DO THIS>
Each record that follows should be repeated exactly, minus any images.

**** INPUT MATERIAL ****

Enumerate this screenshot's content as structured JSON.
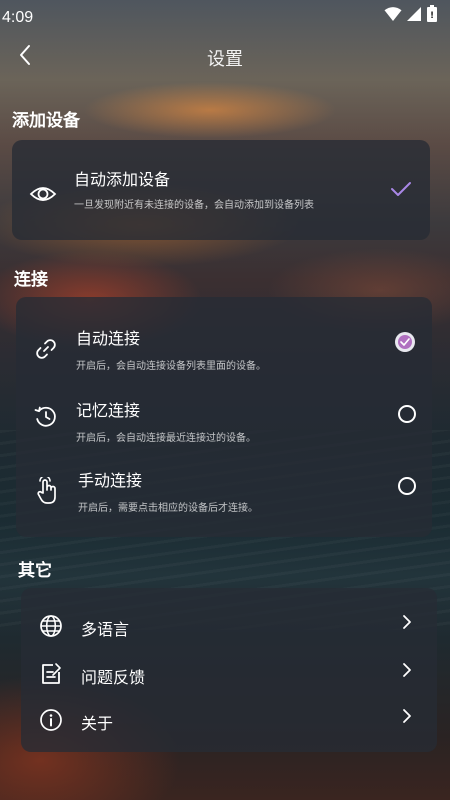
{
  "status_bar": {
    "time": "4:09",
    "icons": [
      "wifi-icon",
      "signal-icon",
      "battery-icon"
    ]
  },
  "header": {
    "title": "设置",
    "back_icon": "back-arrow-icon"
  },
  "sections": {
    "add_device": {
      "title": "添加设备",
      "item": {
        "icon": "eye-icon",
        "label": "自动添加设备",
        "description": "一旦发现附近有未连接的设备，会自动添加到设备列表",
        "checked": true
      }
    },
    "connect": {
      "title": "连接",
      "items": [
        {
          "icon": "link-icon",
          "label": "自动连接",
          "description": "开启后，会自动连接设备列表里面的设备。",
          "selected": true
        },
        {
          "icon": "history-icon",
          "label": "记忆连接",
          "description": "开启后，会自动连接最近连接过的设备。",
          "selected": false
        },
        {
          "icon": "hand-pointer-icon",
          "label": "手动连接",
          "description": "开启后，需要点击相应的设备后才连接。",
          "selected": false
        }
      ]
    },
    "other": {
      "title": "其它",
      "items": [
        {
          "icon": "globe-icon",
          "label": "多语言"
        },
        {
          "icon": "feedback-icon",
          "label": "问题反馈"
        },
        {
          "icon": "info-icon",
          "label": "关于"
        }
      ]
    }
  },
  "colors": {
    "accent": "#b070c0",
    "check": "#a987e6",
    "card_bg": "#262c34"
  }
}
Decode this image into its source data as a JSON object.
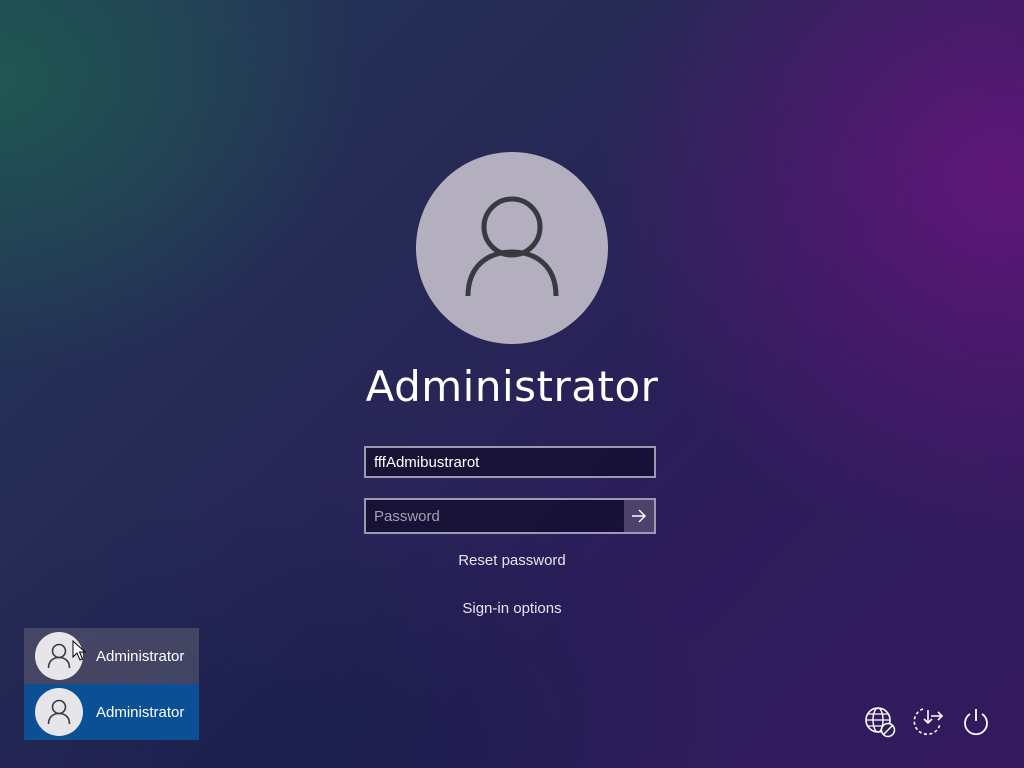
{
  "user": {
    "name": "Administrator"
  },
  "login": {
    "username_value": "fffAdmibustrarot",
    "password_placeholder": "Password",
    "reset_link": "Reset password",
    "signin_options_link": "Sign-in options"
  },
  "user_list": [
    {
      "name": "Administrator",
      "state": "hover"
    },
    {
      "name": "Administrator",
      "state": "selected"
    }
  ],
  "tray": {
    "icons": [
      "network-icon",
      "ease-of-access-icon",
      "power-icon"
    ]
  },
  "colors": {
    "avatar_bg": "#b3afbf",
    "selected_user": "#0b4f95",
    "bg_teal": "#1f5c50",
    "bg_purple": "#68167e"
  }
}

****

WRITTEN ANSWER>
Enumerate this screenshot's content as structured JSON.
{
  "status_bar": {
    "time": "4:09",
    "icons": [
      "wifi-icon",
      "signal-icon",
      "battery-icon"
    ]
  },
  "header": {
    "title": "设置",
    "back_icon": "back-arrow-icon"
  },
  "sections": {
    "add_device": {
      "title": "添加设备",
      "item": {
        "icon": "eye-icon",
        "label": "自动添加设备",
        "description": "一旦发现附近有未连接的设备，会自动添加到设备列表",
        "checked": true
      }
    },
    "connect": {
      "title": "连接",
      "items": [
        {
          "icon": "link-icon",
          "label": "自动连接",
          "description": "开启后，会自动连接设备列表里面的设备。",
          "selected": true
        },
        {
          "icon": "history-icon",
          "label": "记忆连接",
          "description": "开启后，会自动连接最近连接过的设备。",
          "selected": false
        },
        {
          "icon": "hand-pointer-icon",
          "label": "手动连接",
          "description": "开启后，需要点击相应的设备后才连接。",
          "selected": false
        }
      ]
    },
    "other": {
      "title": "其它",
      "items": [
        {
          "icon": "globe-icon",
          "label": "多语言"
        },
        {
          "icon": "feedback-icon",
          "label": "问题反馈"
        },
        {
          "icon": "info-icon",
          "label": "关于"
        }
      ]
    }
  },
  "colors": {
    "accent": "#b070c0",
    "check": "#a987e6",
    "card_bg": "#262c34"
  }
}
Decode this image into its source data as a JSON object.
{
  "user": {
    "name": "Administrator"
  },
  "login": {
    "username_value": "fffAdmibustrarot",
    "password_placeholder": "Password",
    "reset_link": "Reset password",
    "signin_options_link": "Sign-in options"
  },
  "user_list": [
    {
      "name": "Administrator",
      "state": "hover"
    },
    {
      "name": "Administrator",
      "state": "selected"
    }
  ],
  "tray": {
    "icons": [
      "network-icon",
      "ease-of-access-icon",
      "power-icon"
    ]
  },
  "colors": {
    "avatar_bg": "#b3afbf",
    "selected_user": "#0b4f95",
    "bg_teal": "#1f5c50",
    "bg_purple": "#68167e"
  }
}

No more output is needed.